• [TASK INPUT]:
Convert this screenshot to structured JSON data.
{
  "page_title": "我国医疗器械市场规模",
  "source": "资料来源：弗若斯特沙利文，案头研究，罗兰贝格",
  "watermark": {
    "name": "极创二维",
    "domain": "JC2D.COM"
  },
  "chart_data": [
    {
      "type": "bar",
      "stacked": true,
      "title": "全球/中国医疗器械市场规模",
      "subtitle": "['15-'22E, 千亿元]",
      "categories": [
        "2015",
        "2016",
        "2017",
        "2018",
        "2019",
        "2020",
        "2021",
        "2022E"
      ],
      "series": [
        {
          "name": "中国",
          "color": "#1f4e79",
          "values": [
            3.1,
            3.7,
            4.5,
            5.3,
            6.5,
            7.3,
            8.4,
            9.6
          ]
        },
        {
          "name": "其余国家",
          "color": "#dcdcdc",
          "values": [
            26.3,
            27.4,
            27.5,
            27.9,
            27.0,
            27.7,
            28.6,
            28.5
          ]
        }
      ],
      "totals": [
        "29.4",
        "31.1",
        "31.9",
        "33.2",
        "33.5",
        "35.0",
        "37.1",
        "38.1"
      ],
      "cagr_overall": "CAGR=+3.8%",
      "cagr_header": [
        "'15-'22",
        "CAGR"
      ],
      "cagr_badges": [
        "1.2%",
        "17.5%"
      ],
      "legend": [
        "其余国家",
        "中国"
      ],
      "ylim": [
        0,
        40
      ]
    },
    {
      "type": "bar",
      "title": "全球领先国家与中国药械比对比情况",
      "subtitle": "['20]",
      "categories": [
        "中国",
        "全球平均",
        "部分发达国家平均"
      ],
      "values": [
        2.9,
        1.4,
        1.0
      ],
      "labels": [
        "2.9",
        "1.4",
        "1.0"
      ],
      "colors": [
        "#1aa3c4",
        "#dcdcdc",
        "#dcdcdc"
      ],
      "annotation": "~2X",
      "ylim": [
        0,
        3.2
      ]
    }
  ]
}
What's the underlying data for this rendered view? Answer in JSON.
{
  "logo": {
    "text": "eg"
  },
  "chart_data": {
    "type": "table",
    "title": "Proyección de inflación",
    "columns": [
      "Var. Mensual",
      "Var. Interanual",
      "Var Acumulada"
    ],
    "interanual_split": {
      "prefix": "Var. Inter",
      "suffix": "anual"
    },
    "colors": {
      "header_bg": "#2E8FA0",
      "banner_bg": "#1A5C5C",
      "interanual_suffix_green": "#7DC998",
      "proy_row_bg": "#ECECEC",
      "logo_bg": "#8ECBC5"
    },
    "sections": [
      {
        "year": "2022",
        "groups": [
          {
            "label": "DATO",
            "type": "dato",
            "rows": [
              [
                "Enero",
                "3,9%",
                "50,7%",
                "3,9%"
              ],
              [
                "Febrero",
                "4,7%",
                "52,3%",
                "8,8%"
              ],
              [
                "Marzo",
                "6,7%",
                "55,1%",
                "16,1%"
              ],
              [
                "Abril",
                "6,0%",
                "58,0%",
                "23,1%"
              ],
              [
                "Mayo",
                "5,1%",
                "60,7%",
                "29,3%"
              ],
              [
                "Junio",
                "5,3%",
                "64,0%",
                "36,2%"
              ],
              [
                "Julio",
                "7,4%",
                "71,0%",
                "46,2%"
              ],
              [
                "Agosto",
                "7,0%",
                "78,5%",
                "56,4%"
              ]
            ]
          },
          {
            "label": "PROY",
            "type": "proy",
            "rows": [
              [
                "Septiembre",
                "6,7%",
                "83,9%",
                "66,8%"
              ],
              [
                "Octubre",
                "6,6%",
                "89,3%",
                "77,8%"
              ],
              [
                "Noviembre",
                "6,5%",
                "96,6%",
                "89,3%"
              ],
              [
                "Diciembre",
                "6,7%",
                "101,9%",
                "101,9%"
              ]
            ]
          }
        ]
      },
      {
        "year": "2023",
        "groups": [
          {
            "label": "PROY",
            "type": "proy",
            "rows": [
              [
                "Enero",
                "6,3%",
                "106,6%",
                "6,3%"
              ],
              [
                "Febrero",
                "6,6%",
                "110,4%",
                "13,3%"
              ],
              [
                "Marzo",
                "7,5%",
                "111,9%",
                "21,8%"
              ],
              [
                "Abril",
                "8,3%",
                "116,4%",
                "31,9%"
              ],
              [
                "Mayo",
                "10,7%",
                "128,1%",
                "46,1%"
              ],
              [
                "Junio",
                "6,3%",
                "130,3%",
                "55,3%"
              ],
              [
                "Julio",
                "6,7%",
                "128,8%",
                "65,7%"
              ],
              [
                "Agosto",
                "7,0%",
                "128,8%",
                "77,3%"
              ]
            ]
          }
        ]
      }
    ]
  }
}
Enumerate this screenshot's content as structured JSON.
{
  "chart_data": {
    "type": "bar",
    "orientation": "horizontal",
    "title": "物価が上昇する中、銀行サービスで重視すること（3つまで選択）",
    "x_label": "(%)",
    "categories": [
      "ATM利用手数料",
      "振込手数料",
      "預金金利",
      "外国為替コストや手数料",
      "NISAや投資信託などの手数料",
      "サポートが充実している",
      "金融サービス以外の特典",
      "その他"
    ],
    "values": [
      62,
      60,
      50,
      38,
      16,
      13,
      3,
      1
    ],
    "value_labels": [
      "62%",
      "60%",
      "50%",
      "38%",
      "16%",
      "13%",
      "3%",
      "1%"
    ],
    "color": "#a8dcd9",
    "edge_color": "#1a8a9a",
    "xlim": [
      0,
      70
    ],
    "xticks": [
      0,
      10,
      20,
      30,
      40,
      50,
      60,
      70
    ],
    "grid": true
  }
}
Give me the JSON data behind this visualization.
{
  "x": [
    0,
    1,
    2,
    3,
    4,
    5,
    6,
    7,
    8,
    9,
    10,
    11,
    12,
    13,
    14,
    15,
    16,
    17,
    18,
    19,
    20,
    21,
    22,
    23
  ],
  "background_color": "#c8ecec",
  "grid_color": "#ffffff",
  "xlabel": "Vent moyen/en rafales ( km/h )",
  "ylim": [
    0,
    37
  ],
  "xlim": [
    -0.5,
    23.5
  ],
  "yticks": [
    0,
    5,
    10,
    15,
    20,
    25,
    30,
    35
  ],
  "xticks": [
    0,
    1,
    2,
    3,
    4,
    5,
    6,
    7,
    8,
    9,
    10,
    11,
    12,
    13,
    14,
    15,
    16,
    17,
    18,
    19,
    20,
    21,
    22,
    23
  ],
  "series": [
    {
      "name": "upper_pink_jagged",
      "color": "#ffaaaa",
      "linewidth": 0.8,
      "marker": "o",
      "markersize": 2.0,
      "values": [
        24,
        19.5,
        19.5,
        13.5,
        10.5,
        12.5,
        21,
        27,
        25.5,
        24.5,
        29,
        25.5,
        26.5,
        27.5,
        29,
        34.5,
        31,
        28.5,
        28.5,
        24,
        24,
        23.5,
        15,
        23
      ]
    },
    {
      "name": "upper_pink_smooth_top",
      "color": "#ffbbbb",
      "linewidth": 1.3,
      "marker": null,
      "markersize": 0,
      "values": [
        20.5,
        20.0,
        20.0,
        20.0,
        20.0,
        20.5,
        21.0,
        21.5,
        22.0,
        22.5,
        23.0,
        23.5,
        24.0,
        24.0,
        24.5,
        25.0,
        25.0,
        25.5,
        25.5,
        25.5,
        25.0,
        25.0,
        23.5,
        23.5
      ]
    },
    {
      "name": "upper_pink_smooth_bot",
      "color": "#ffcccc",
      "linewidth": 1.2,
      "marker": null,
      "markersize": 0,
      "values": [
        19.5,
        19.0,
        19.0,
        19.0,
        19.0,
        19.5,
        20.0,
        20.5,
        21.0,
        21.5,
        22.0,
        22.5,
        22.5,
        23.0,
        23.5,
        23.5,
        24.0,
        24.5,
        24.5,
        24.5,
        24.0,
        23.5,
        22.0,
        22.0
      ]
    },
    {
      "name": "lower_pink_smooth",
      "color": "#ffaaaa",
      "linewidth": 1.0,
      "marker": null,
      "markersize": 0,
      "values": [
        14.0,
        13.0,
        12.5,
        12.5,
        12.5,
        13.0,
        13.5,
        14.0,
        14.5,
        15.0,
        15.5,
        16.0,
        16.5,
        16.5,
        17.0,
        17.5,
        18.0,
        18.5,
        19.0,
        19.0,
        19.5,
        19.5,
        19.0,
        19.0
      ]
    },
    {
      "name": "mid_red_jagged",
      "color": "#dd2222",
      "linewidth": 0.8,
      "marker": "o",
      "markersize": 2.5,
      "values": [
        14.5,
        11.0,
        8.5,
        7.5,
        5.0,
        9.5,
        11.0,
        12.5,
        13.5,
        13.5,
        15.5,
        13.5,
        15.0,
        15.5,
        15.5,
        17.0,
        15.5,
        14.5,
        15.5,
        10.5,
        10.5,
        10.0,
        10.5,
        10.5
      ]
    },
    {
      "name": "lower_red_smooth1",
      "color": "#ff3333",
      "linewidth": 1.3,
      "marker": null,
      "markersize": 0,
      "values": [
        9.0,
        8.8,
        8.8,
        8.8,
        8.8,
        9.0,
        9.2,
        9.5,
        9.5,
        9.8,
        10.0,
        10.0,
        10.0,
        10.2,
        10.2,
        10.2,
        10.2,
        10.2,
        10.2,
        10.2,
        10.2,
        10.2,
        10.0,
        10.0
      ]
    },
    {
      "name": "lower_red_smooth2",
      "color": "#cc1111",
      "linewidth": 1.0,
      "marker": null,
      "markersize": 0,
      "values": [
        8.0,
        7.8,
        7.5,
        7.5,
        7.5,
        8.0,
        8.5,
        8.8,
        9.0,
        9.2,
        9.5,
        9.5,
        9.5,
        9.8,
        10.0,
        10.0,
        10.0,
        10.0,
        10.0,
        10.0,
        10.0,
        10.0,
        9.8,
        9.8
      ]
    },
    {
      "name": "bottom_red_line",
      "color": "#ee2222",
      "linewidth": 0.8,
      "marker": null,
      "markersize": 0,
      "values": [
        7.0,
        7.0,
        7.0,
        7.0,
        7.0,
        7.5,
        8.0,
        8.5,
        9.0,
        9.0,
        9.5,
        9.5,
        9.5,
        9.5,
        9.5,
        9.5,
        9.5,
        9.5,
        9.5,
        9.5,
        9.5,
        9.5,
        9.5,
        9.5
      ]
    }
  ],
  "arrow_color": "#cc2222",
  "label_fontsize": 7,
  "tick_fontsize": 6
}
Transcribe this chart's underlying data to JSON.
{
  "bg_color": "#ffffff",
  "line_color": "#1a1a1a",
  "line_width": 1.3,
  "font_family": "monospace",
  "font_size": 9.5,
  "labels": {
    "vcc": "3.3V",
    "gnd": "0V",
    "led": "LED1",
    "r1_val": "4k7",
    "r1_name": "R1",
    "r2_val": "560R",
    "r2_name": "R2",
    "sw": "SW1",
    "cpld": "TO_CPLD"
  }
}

• [WHAT TO DO]: From the listing above, find the number of lines with the word "JSON" in them. Answer with the number only.

• [RESULT FOR THIS EXERCISE]: 5